Copy out the data exactly, leaving the pictures behind.

(Dataset items)
+---+
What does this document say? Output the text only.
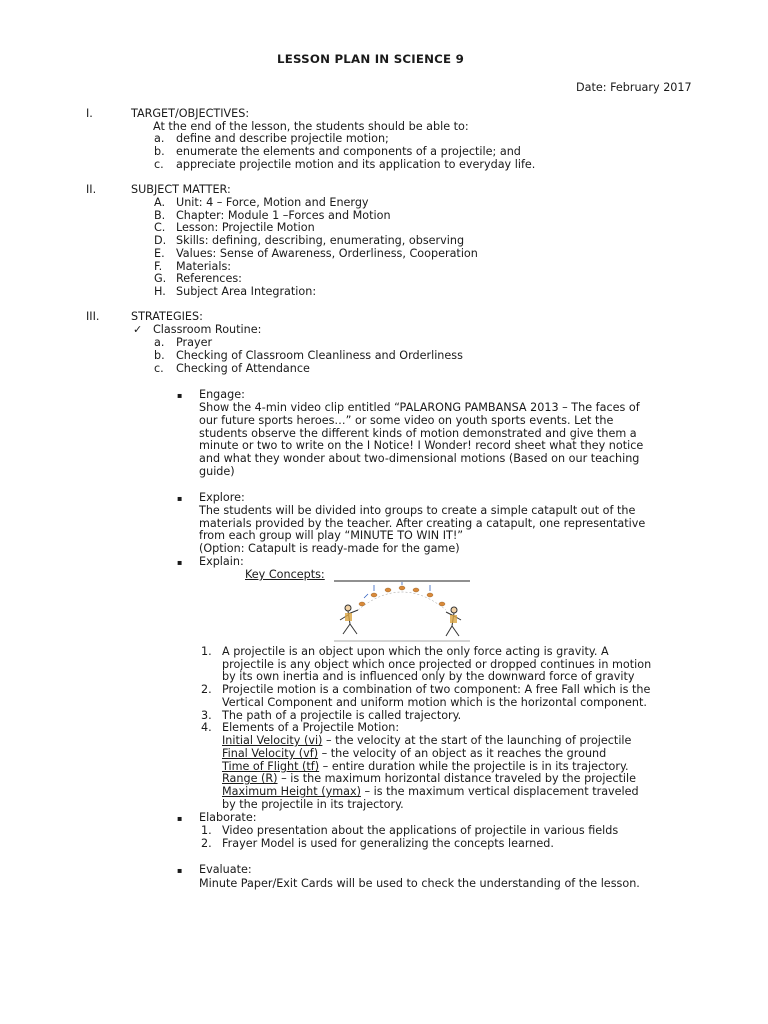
LESSON PLAN IN SCIENCE 9
Date: February 2017
I.	TARGET/OBJECTIVES:
At the end of the lesson, the students should be able to:
a. define and describe projectile motion;
b. enumerate the elements and components of a projectile; and
c. appreciate projectile motion and its application to everyday life.
II.	SUBJECT MATTER:
A. Unit: 4 – Force, Motion and Energy
B. Chapter: Module 1 –Forces and Motion
C. Lesson: Projectile Motion
D. Skills: defining, describing, enumerating, observing
E. Values: Sense of Awareness, Orderliness, Cooperation
F. Materials:
G. References:
H. Subject Area Integration:
III.	STRATEGIES:
✓ Classroom Routine:
a. Prayer
b. Checking of Classroom Cleanliness and Orderliness
c. Checking of Attendance
▪ Engage:
Show the 4-min video clip entitled “PALARONG PAMBANSA 2013 – The faces of
our future sports heroes…” or some video on youth sports events. Let the
students observe the different kinds of motion demonstrated and give them a
minute or two to write on the I Notice! I Wonder! record sheet what they notice
and what they wonder about two-dimensional motions (Based on our teaching
guide)
▪ Explore:
The students will be divided into groups to create a simple catapult out of the
materials provided by the teacher. After creating a catapult, one representative
from each group will play “MINUTE TO WIN IT!”
(Option: Catapult is ready-made for the game)
▪ Explain:
Key Concepts:
1. A projectile is an object upon which the only force acting is gravity. A
projectile is any object which once projected or dropped continues in motion
by its own inertia and is influenced only by the downward force of gravity
2. Projectile motion is a combination of two component: A free Fall which is the
Vertical Component and uniform motion which is the horizontal component.
3. The path of a projectile is called trajectory.
4. Elements of a Projectile Motion:
Initial Velocity (vi) – the velocity at the start of the launching of projectile
Final Velocity (vf) – the velocity of an object as it reaches the ground
Time of Flight (tf) – entire duration while the projectile is in its trajectory.
Range (R) – is the maximum horizontal distance traveled by the projectile
Maximum Height (ymax) – is the maximum vertical displacement traveled
by the projectile in its trajectory.
▪ Elaborate:
1. Video presentation about the applications of projectile in various fields
2. Frayer Model is used for generalizing the concepts learned.
▪ Evaluate:
Minute Paper/Exit Cards will be used to check the understanding of the lesson.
+---+
◆ **THE RESPONSE**
What does this document say? Output the text only.
LESSON PLAN IN SCIENCE 9
Date: February 2017
I.	TARGET/OBJECTIVES:
At the end of the lesson, the students should be able to:
a. define and describe projectile motion;
b. enumerate the elements and components of a projectile; and
c. appreciate projectile motion and its application to everyday life.
II.	SUBJECT MATTER:
A. Unit: 4 – Force, Motion and Energy
B. Chapter: Module 1 –Forces and Motion
C. Lesson: Projectile Motion
D. Skills: defining, describing, enumerating, observing
E. Values: Sense of Awareness, Orderliness, Cooperation
F. Materials:
G. References:
H. Subject Area Integration:
III.	STRATEGIES:
✓ Classroom Routine:
a. Prayer
b. Checking of Classroom Cleanliness and Orderliness
c. Checking of Attendance
▪ Engage:
Show the 4-min video clip entitled “PALARONG PAMBANSA 2013 – The faces of
our future sports heroes…” or some video on youth sports events. Let the
students observe the different kinds of motion demonstrated and give them a
minute or two to write on the I Notice! I Wonder! record sheet what they notice
and what they wonder about two-dimensional motions (Based on our teaching
guide)
▪ Explore:
The students will be divided into groups to create a simple catapult out of the
materials provided by the teacher. After creating a catapult, one representative
from each group will play “MINUTE TO WIN IT!”
(Option: Catapult is ready-made for the game)
▪ Explain:
Key Concepts:
1. A projectile is an object upon which the only force acting is gravity. A
projectile is any object which once projected or dropped continues in motion
by its own inertia and is influenced only by the downward force of gravity
2. Projectile motion is a combination of two component: A free Fall which is the
Vertical Component and uniform motion which is the horizontal component.
3. The path of a projectile is called trajectory.
4. Elements of a Projectile Motion:
Initial Velocity (vi) – the velocity at the start of the launching of projectile
Final Velocity (vf) – the velocity of an object as it reaches the ground
Time of Flight (tf) – entire duration while the projectile is in its trajectory.
Range (R) – is the maximum horizontal distance traveled by the projectile
Maximum Height (ymax) – is the maximum vertical displacement traveled
by the projectile in its trajectory.
▪ Elaborate:
1. Video presentation about the applications of projectile in various fields
2. Frayer Model is used for generalizing the concepts learned.
▪ Evaluate:
Minute Paper/Exit Cards will be used to check the understanding of the lesson.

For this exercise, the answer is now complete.